▶ **Records contained in a dataset**
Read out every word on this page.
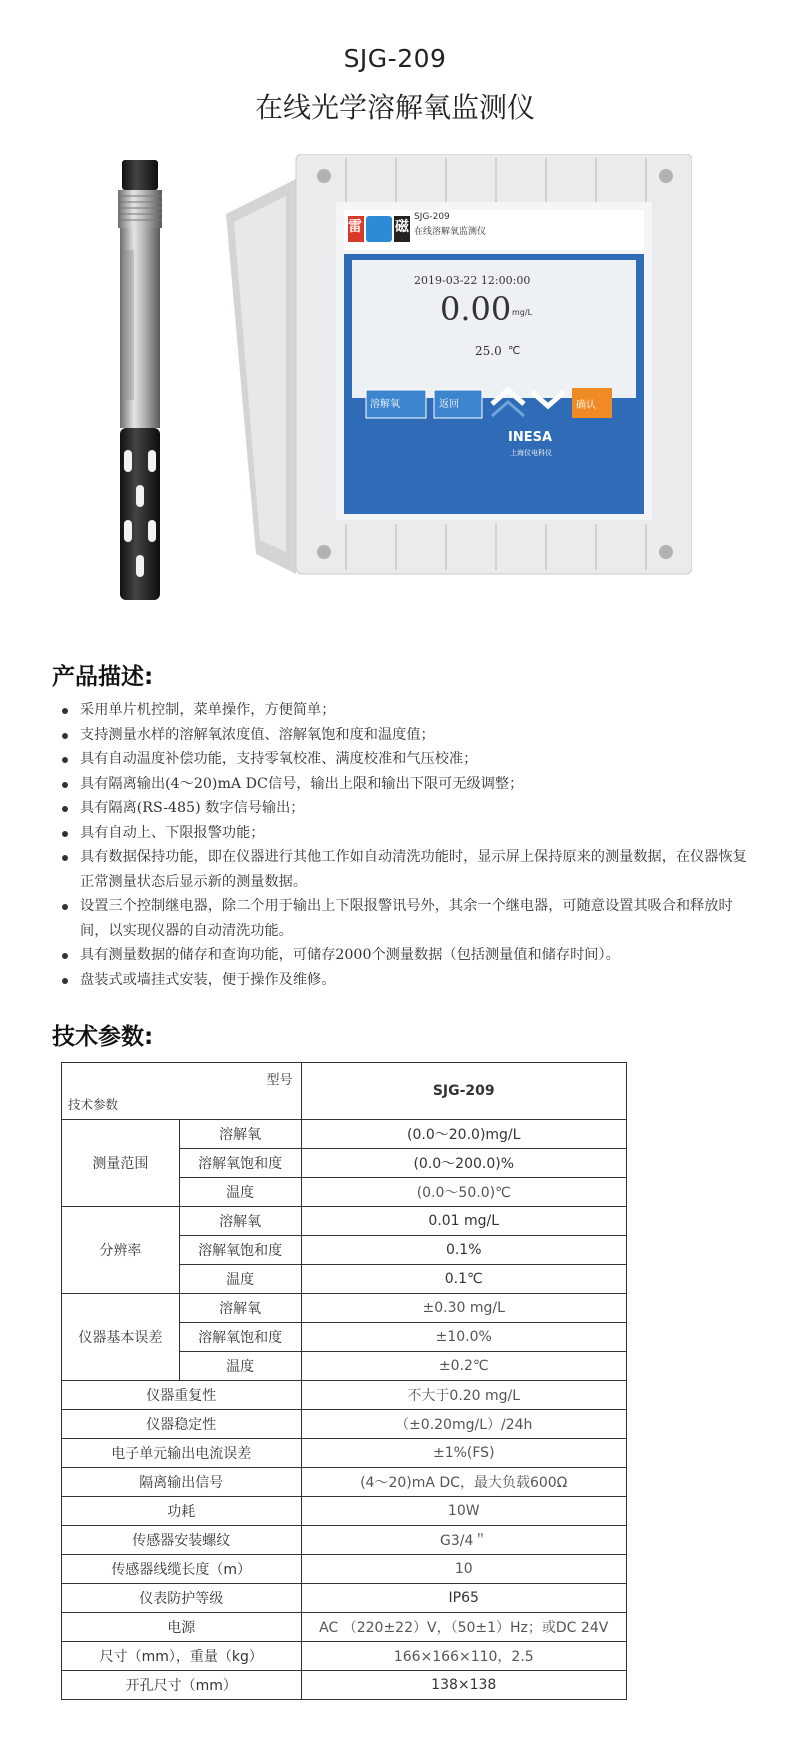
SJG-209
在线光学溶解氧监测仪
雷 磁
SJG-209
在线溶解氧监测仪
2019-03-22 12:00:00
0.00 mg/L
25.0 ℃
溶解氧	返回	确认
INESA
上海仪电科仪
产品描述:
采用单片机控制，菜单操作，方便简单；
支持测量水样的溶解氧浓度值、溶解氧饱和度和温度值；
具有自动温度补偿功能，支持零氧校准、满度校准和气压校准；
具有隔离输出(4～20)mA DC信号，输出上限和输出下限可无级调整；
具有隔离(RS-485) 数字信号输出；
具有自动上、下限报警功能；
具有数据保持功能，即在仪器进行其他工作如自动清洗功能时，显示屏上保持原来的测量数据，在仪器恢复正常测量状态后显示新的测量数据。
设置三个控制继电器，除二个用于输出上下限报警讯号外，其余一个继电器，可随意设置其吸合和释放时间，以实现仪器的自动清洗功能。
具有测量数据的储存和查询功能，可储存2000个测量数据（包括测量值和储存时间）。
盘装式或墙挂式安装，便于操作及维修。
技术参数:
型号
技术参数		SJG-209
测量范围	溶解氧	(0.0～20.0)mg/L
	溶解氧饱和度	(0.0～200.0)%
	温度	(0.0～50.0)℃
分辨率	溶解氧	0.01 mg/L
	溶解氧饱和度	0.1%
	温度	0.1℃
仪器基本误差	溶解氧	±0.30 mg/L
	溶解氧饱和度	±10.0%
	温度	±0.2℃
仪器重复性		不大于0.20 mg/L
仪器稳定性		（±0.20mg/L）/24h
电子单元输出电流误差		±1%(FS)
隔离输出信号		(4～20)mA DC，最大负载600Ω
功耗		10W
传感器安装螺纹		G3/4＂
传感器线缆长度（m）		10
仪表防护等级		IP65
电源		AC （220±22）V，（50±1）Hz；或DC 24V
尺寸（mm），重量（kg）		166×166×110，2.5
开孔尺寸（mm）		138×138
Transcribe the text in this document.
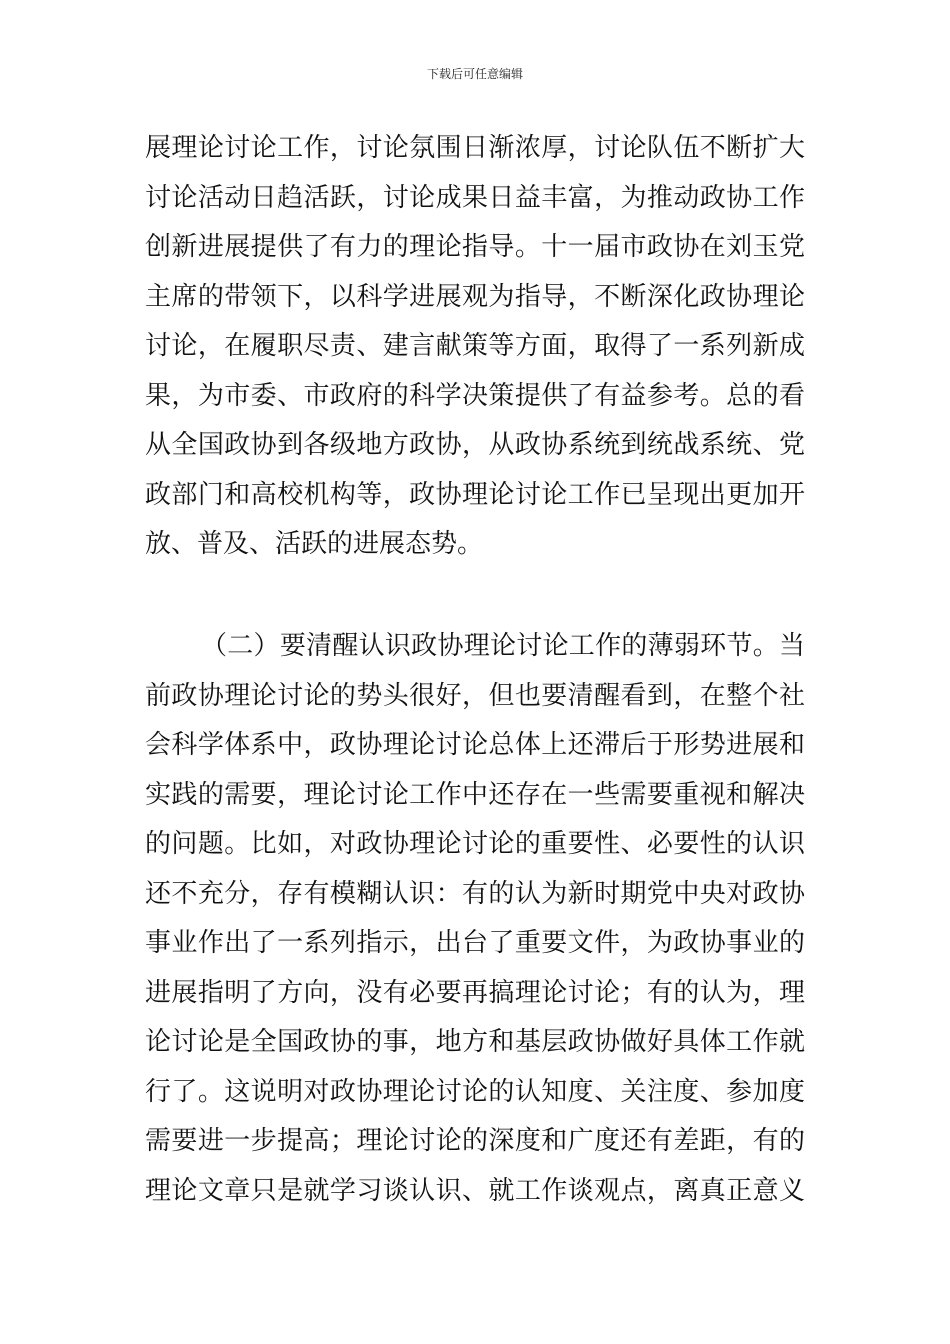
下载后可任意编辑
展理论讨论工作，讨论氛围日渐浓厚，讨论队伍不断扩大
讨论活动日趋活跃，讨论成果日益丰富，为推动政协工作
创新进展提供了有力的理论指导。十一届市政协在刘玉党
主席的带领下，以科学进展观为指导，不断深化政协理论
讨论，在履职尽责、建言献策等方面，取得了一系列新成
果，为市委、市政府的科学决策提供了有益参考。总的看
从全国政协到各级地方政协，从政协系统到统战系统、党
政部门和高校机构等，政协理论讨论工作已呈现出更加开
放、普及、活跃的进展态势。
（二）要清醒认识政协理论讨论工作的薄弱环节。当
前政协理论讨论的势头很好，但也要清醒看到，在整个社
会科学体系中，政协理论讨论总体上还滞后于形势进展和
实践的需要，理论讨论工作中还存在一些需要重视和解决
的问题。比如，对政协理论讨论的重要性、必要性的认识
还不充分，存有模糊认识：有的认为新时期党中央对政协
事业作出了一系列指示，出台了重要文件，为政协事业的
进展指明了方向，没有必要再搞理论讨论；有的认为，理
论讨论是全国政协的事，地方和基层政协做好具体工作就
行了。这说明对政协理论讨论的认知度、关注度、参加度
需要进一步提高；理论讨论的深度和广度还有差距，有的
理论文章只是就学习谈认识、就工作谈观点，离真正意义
==
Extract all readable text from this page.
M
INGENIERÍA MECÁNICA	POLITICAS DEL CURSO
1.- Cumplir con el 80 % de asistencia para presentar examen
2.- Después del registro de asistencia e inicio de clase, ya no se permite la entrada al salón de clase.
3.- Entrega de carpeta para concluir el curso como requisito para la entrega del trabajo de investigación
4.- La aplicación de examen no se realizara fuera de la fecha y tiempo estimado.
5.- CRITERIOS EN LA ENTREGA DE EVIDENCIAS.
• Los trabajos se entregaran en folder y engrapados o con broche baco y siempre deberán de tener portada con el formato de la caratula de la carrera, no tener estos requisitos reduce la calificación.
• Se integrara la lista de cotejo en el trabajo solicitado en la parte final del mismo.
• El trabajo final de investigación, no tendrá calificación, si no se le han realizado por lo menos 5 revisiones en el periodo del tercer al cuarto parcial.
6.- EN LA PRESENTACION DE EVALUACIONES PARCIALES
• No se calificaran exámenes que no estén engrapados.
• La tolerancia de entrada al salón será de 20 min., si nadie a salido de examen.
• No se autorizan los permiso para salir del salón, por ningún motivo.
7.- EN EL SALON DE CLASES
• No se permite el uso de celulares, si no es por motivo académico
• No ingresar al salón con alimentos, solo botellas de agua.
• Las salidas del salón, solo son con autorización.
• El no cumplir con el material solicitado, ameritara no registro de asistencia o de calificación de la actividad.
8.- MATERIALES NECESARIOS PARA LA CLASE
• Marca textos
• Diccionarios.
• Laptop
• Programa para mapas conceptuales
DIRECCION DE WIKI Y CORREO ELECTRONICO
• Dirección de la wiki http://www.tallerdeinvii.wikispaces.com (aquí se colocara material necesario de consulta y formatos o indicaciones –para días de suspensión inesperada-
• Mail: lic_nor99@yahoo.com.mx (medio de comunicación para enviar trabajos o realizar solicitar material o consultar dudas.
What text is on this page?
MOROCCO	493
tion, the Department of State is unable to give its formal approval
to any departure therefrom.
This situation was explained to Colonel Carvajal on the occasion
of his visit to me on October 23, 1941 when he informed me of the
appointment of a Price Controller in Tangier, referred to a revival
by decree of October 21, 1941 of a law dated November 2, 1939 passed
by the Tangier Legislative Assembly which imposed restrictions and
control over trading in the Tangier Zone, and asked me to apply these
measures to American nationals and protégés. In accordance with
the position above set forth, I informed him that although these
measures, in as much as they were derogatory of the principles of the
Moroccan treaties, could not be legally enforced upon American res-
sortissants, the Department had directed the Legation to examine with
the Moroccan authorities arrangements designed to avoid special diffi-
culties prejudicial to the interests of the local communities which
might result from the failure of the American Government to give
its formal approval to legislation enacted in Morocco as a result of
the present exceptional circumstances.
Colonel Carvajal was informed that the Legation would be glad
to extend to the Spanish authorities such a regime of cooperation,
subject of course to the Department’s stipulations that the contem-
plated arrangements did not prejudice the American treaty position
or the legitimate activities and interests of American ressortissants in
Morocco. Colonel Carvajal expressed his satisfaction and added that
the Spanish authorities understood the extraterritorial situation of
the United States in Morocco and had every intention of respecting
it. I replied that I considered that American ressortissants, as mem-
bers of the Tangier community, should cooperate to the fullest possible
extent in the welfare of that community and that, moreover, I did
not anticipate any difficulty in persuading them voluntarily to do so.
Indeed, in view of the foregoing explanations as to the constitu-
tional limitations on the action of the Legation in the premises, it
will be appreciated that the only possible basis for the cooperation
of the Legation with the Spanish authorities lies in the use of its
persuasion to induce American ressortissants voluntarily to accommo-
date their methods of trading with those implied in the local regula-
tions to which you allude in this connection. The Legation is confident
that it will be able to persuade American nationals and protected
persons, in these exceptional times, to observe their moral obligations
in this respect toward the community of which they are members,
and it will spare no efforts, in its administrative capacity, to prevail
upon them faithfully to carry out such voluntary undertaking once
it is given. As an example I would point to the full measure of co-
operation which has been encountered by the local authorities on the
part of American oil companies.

▶ **INSTRUCTIONS FOR THE TASK**
Using the material above, gather every line that includes "Department".

▶ **OUTPUT BELOW**
tion, the Department of State is unable to give its formal approval
sortissants, the Department had directed the Legation to examine with
subject of course to the Department’s stipulations that the contem-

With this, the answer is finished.